# The records start
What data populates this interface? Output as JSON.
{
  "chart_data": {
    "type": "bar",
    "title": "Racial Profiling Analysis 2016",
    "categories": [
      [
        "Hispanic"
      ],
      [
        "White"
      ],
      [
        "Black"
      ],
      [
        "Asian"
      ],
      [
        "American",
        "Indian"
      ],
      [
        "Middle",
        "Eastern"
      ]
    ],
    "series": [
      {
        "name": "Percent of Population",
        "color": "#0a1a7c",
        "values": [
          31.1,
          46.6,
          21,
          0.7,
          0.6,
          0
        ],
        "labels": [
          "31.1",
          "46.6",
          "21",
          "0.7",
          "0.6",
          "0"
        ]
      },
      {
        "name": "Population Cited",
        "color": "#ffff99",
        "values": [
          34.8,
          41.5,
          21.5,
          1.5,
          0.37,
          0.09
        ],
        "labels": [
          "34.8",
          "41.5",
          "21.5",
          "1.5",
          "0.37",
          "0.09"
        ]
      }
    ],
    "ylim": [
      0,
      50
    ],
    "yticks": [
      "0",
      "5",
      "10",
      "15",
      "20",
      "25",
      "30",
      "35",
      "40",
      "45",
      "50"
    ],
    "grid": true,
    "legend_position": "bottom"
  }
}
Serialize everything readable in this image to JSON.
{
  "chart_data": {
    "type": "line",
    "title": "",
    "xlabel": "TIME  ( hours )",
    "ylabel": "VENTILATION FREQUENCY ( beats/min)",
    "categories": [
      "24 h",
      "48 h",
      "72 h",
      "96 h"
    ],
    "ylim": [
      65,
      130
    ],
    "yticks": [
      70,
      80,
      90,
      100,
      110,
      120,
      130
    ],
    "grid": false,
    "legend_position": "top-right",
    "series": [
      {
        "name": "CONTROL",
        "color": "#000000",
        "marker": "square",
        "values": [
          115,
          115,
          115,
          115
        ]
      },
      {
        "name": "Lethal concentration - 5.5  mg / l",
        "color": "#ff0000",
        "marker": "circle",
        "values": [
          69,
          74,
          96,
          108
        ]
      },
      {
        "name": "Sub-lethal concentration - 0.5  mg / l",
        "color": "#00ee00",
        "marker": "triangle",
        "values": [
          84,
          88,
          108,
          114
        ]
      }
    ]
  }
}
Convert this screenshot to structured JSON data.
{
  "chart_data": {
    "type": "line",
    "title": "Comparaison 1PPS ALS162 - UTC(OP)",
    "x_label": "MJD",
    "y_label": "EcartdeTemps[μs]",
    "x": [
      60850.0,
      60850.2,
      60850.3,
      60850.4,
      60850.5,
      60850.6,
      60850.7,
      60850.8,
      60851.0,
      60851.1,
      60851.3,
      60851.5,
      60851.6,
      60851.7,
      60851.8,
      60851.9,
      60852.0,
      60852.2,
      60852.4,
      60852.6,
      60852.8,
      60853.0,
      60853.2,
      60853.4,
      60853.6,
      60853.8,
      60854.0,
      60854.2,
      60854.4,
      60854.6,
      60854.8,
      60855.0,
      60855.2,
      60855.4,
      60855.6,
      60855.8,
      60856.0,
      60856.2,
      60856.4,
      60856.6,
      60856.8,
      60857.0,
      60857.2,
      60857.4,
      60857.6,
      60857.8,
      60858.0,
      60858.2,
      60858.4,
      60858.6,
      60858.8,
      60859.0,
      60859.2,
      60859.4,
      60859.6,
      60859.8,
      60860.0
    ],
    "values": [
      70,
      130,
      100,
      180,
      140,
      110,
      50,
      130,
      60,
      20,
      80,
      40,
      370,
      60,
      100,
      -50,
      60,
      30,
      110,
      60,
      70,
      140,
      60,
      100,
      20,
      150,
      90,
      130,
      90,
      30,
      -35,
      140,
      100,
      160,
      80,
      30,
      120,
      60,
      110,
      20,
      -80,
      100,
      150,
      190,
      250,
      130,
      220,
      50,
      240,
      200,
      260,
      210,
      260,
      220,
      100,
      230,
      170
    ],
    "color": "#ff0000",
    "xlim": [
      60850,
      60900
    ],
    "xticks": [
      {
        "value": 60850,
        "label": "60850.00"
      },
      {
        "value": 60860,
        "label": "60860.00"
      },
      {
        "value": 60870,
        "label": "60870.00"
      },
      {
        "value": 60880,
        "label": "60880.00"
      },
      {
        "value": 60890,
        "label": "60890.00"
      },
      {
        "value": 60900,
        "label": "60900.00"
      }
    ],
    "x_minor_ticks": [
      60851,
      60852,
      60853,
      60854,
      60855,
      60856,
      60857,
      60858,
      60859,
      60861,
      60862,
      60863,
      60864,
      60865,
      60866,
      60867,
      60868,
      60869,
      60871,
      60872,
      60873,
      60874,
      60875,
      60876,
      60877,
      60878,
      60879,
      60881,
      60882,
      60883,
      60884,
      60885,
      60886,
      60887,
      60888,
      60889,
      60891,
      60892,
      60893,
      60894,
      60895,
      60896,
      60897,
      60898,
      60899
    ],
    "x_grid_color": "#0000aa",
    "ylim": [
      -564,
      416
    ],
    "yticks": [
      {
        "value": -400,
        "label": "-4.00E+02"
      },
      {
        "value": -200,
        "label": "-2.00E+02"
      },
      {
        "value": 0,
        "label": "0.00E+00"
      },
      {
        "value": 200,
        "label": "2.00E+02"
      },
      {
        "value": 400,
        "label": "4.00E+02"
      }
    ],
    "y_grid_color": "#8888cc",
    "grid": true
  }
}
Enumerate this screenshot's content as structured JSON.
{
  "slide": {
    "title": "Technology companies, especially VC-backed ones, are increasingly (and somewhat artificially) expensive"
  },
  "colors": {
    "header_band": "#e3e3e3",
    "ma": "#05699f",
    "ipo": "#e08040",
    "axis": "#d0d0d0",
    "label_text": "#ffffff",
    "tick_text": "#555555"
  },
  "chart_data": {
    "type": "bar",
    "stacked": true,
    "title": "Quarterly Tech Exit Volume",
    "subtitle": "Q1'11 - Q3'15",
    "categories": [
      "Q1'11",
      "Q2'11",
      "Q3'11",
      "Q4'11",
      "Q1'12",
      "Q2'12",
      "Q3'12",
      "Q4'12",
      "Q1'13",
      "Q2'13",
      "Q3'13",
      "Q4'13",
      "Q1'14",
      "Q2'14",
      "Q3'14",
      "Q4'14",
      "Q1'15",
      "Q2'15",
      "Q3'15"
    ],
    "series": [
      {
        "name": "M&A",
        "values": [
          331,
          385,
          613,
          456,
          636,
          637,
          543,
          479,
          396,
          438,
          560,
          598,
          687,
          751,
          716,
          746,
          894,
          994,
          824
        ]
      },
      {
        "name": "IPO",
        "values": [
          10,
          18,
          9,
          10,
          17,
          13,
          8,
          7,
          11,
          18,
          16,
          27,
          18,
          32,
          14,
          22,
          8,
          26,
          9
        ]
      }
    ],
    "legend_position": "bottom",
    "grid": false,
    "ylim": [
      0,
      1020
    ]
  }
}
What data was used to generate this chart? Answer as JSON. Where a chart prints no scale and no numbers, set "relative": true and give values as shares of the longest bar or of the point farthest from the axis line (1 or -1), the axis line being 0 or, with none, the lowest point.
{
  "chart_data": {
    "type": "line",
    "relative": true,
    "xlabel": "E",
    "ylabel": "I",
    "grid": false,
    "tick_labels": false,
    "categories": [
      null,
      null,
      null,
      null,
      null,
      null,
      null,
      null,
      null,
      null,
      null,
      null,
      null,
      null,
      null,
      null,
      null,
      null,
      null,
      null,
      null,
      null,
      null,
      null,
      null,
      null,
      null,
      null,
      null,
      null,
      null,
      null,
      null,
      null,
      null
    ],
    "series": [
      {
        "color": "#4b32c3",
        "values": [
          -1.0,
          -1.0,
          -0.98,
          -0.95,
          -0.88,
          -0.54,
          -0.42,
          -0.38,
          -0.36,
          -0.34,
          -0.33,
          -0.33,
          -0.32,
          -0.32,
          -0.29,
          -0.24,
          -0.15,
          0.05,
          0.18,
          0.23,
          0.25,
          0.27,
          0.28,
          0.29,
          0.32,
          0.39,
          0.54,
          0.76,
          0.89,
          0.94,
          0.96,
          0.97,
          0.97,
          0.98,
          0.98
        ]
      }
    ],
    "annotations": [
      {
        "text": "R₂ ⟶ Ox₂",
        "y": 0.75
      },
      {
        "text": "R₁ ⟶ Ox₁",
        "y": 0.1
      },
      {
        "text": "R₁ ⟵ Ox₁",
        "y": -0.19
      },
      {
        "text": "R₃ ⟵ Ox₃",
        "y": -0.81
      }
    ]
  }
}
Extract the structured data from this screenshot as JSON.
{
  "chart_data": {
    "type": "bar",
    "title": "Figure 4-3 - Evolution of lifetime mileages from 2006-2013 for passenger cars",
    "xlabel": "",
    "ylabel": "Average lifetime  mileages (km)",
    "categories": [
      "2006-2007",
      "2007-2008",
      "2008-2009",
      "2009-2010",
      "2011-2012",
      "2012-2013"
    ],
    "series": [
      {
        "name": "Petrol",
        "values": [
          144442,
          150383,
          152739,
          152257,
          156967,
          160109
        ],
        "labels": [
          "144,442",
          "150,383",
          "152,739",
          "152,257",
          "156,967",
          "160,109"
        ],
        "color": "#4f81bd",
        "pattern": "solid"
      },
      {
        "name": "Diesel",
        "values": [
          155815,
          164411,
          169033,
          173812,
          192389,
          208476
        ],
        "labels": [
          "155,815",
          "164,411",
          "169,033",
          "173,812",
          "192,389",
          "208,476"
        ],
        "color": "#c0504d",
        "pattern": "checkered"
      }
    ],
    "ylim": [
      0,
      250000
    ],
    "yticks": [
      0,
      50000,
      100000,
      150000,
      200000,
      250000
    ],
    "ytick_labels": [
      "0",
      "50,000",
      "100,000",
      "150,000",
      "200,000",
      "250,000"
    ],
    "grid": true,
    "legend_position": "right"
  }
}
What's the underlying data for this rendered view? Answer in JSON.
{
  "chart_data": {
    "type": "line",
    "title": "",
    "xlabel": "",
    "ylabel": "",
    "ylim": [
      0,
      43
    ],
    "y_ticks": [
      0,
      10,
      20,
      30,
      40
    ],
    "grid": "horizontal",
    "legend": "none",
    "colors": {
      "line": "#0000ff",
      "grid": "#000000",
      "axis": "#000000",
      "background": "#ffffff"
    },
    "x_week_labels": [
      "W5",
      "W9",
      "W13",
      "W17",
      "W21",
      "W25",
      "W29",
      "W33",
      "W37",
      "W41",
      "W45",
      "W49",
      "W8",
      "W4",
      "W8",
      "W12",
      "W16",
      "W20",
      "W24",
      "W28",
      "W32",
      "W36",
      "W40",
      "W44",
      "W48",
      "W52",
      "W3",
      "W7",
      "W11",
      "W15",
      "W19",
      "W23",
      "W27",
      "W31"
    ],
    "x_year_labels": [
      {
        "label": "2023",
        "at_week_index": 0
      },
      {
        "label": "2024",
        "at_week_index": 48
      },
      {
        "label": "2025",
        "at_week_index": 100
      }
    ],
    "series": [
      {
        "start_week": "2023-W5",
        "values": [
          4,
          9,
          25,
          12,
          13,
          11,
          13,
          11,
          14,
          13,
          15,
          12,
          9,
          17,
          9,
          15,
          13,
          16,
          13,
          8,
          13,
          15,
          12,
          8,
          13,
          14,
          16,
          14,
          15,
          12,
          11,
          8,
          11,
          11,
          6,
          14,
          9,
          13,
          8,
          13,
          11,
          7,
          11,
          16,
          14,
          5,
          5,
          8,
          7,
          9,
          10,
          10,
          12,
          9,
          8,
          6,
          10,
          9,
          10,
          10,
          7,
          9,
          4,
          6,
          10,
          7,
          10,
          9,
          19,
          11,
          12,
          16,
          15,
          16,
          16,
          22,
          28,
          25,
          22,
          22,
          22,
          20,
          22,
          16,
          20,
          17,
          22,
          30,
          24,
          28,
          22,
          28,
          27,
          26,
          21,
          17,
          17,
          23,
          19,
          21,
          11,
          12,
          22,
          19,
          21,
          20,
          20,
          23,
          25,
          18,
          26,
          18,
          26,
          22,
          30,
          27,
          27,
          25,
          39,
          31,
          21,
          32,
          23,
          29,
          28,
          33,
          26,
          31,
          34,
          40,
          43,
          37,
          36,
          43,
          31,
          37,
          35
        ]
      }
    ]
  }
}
# The records end
- **Given exercise**:
Within the data above, count the lines that contain the string "ffffff"; the reply is the number alone.

- **Exercise output**:
2